Stored items from a collection:
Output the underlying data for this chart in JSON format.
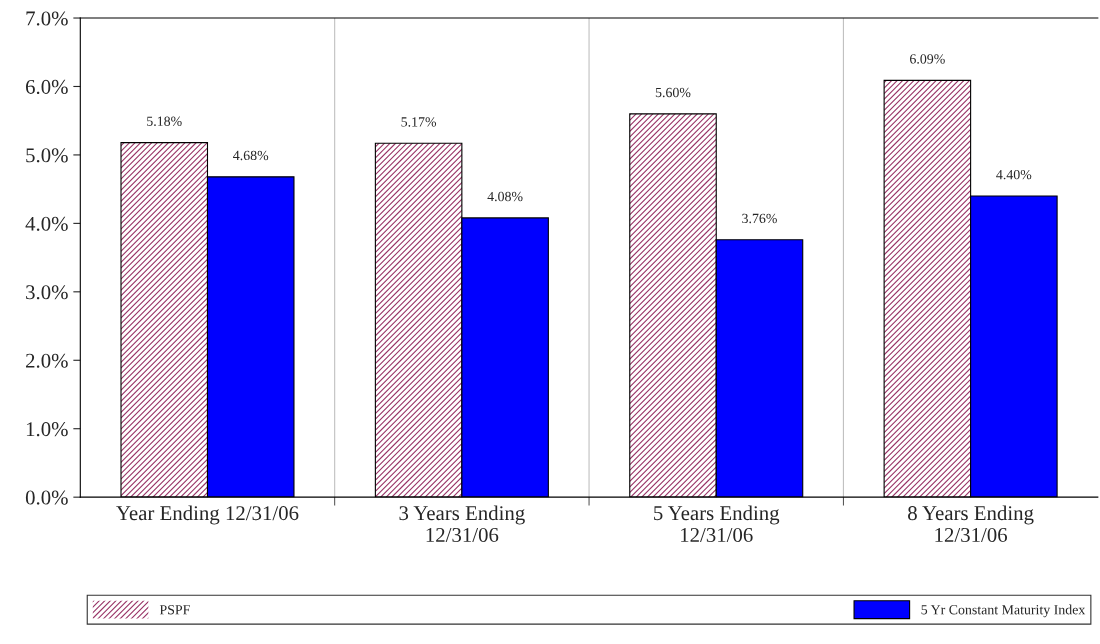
{
  "chart_data": {
    "type": "bar",
    "categories": [
      "Year Ending 12/31/06",
      "3 Years Ending\n12/31/06",
      "5 Years Ending\n12/31/06",
      "8 Years Ending\n12/31/06"
    ],
    "series": [
      {
        "name": "PSPF",
        "color": "#993366",
        "values": [
          5.18,
          5.17,
          5.6,
          6.09
        ],
        "value_labels": [
          "5.18%",
          "5.17%",
          "5.60%",
          "6.09%"
        ]
      },
      {
        "name": "5 Yr Constant Maturity Index",
        "color": "#0000ff",
        "values": [
          4.68,
          4.08,
          3.76,
          4.4
        ],
        "value_labels": [
          "4.68%",
          "4.08%",
          "3.76%",
          "4.40%"
        ]
      }
    ],
    "ylim": [
      0,
      7
    ],
    "yticks": [
      {
        "value": 0,
        "label": "0.0%"
      },
      {
        "value": 1,
        "label": "1.0%"
      },
      {
        "value": 2,
        "label": "2.0%"
      },
      {
        "value": 3,
        "label": "3.0%"
      },
      {
        "value": 4,
        "label": "4.0%"
      },
      {
        "value": 5,
        "label": "5.0%"
      },
      {
        "value": 6,
        "label": "6.0%"
      },
      {
        "value": 7,
        "label": "7.0%"
      }
    ],
    "grid": "x",
    "legend": "bottom"
  }
}
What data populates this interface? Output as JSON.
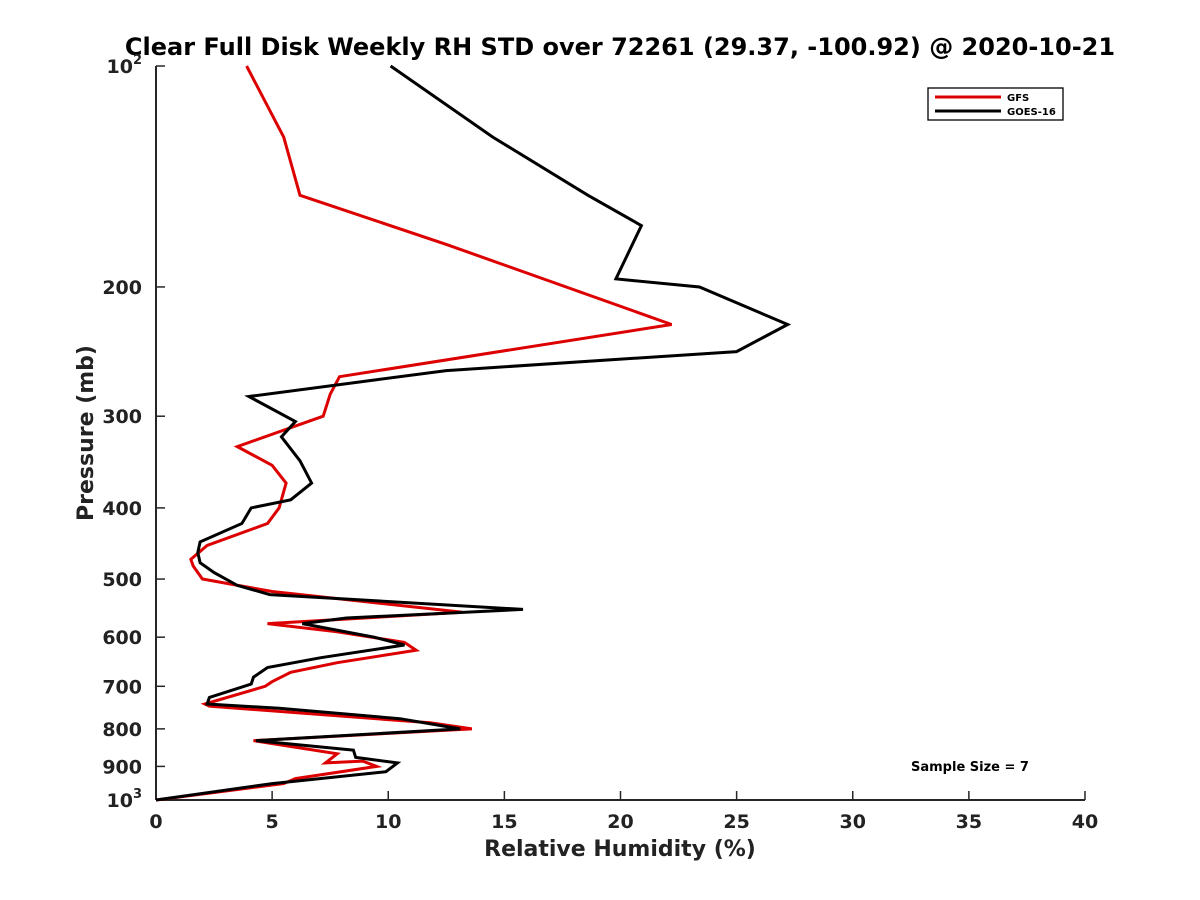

Problem to work on: Leave out the pictures and transcribe everything else exactly.

Result of this task:
Output the underlying data for this chart in JSON format.
{
  "chart_data": {
    "type": "bar",
    "categories": [
      "Year Ending 12/31/06",
      "3 Years Ending\n12/31/06",
      "5 Years Ending\n12/31/06",
      "8 Years Ending\n12/31/06"
    ],
    "series": [
      {
        "name": "PSPF",
        "color": "#993366",
        "values": [
          5.18,
          5.17,
          5.6,
          6.09
        ],
        "value_labels": [
          "5.18%",
          "5.17%",
          "5.60%",
          "6.09%"
        ]
      },
      {
        "name": "5 Yr Constant Maturity Index",
        "color": "#0000ff",
        "values": [
          4.68,
          4.08,
          3.76,
          4.4
        ],
        "value_labels": [
          "4.68%",
          "4.08%",
          "3.76%",
          "4.40%"
        ]
      }
    ],
    "ylim": [
      0,
      7
    ],
    "yticks": [
      {
        "value": 0,
        "label": "0.0%"
      },
      {
        "value": 1,
        "label": "1.0%"
      },
      {
        "value": 2,
        "label": "2.0%"
      },
      {
        "value": 3,
        "label": "3.0%"
      },
      {
        "value": 4,
        "label": "4.0%"
      },
      {
        "value": 5,
        "label": "5.0%"
      },
      {
        "value": 6,
        "label": "6.0%"
      },
      {
        "value": 7,
        "label": "7.0%"
      }
    ],
    "grid": "x",
    "legend": "bottom"
  }
}
What data populates this interface? Output as JSON.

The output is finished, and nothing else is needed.